**GIVEN TASK:** Below are some records. Write out the lines from the one containing "OCR this image." to the last line, word for word, leaving out pictures.

____________________

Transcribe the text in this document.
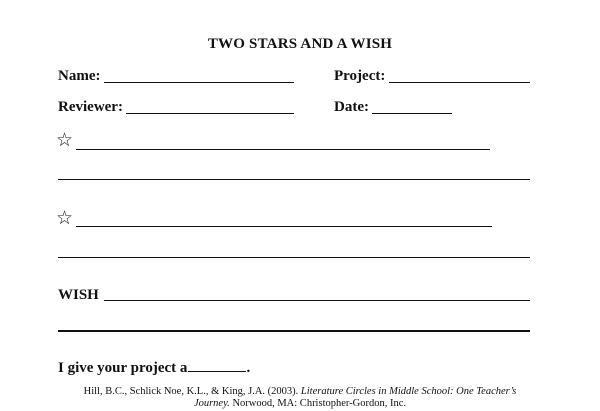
TWO STARS AND A WISH
Name:	Project:
Reviewer:	Date:
☆
☆
WISH
I give your project a	.
Hill, B.C., Schlick Noe, K.L., & King, J.A. (2003). Literature Circles in Middle School: One Teacher’s
Journey. Norwood, MA: Christopher-Gordon, Inc.
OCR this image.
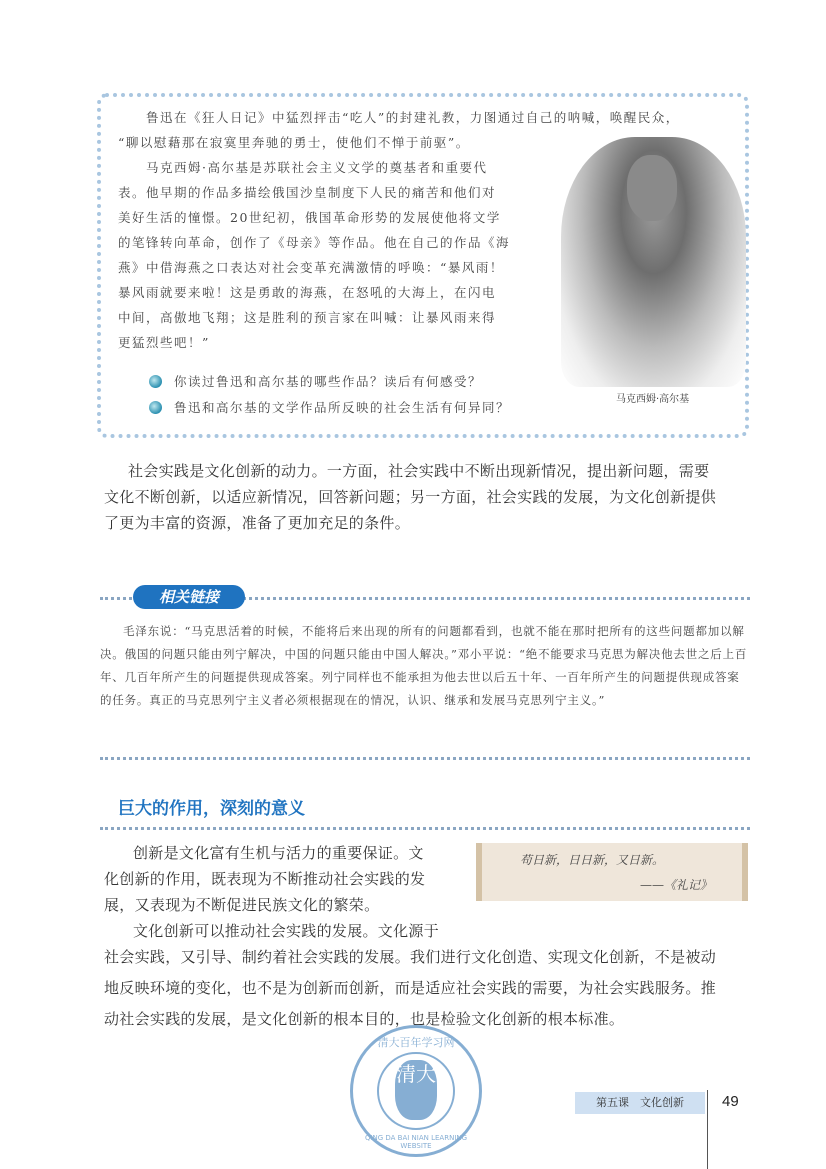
鲁迅在《狂人日记》中猛烈抨击“吃人”的封建礼教，力图通过自己的呐喊，唤醒民众，

“聊以慰藉那在寂寞里奔驰的勇士，使他们不惮于前驱”。

马克西姆·高尔基是苏联社会主义文学的奠基者和重要代

表。他早期的作品多描绘俄国沙皇制度下人民的痛苦和他们对

美好生活的憧憬。20世纪初，俄国革命形势的发展使他将文学

的笔锋转向革命，创作了《母亲》等作品。他在自己的作品《海

燕》中借海燕之口表达对社会变革充满激情的呼唤：“暴风雨！

暴风雨就要来啦！这是勇敢的海燕，在怒吼的大海上，在闪电

中间，高傲地飞翔；这是胜利的预言家在叫喊：让暴风雨来得

更猛烈些吧！”

你读过鲁迅和高尔基的哪些作品？读后有何感受？
鲁迅和高尔基的文学作品所反映的社会生活有何异同？
马克西姆·高尔基
社会实践是文化创新的动力。一方面，社会实践中不断出现新情况，提出新问题，需要
文化不断创新，以适应新情况，回答新问题；另一方面，社会实践的发展，为文化创新提供
了更为丰富的资源，准备了更加充足的条件。
相关链接
毛泽东说：“马克思活着的时候，不能将后来出现的所有的问题都看到，也就不能在那时把所有的这些问题都加以解决。俄国的问题只能由列宁解决，中国的问题只能由中国人解决。”邓小平说：“绝不能要求马克思为解决他去世之后上百年、几百年所产生的问题提供现成答案。列宁同样也不能承担为他去世以后五十年、一百年所产生的问题提供现成答案的任务。真正的马克思列宁主义者必须根据现在的情况，认识、继承和发展马克思列宁主义。”
巨大的作用，深刻的意义
创新是文化富有生机与活力的重要保证。文
化创新的作用，既表现为不断推动社会实践的发
展，又表现为不断促进民族文化的繁荣。
文化创新可以推动社会实践的发展。文化源于
社会实践，又引导、制约着社会实践的发展。我们进行文化创造、实现文化创新，不是被动
地反映环境的变化，也不是为创新而创新，而是适应社会实践的需要，为社会实践服务。推
动社会实践的发展，是文化创新的根本目的，也是检验文化创新的根本标准。
苟日新，日日新，又日新。
——《礼记》
清大百年学习网
清大
QING DA BAI NIAN LEARNING WEBSITE
第五课　文化创新	49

____________________

**EXERCISE OUTPUT:**
OCR this image.
鲁迅在《狂人日记》中猛烈抨击“吃人”的封建礼教，力图通过自己的呐喊，唤醒民众，

“聊以慰藉那在寂寞里奔驰的勇士，使他们不惮于前驱”。

马克西姆·高尔基是苏联社会主义文学的奠基者和重要代

表。他早期的作品多描绘俄国沙皇制度下人民的痛苦和他们对

美好生活的憧憬。20世纪初，俄国革命形势的发展使他将文学

的笔锋转向革命，创作了《母亲》等作品。他在自己的作品《海

燕》中借海燕之口表达对社会变革充满激情的呼唤：“暴风雨！

暴风雨就要来啦！这是勇敢的海燕，在怒吼的大海上，在闪电

中间，高傲地飞翔；这是胜利的预言家在叫喊：让暴风雨来得

更猛烈些吧！”

你读过鲁迅和高尔基的哪些作品？读后有何感受？
鲁迅和高尔基的文学作品所反映的社会生活有何异同？
马克西姆·高尔基
社会实践是文化创新的动力。一方面，社会实践中不断出现新情况，提出新问题，需要
文化不断创新，以适应新情况，回答新问题；另一方面，社会实践的发展，为文化创新提供
了更为丰富的资源，准备了更加充足的条件。
相关链接
毛泽东说：“马克思活着的时候，不能将后来出现的所有的问题都看到，也就不能在那时把所有的这些问题都加以解决。俄国的问题只能由列宁解决，中国的问题只能由中国人解决。”邓小平说：“绝不能要求马克思为解决他去世之后上百年、几百年所产生的问题提供现成答案。列宁同样也不能承担为他去世以后五十年、一百年所产生的问题提供现成答案的任务。真正的马克思列宁主义者必须根据现在的情况，认识、继承和发展马克思列宁主义。”
巨大的作用，深刻的意义
创新是文化富有生机与活力的重要保证。文
化创新的作用，既表现为不断推动社会实践的发
展，又表现为不断促进民族文化的繁荣。
文化创新可以推动社会实践的发展。文化源于
社会实践，又引导、制约着社会实践的发展。我们进行文化创造、实现文化创新，不是被动
地反映环境的变化，也不是为创新而创新，而是适应社会实践的需要，为社会实践服务。推
动社会实践的发展，是文化创新的根本目的，也是检验文化创新的根本标准。
苟日新，日日新，又日新。
——《礼记》
清大百年学习网
清大
QING DA BAI NIAN LEARNING WEBSITE
第五课　文化创新	49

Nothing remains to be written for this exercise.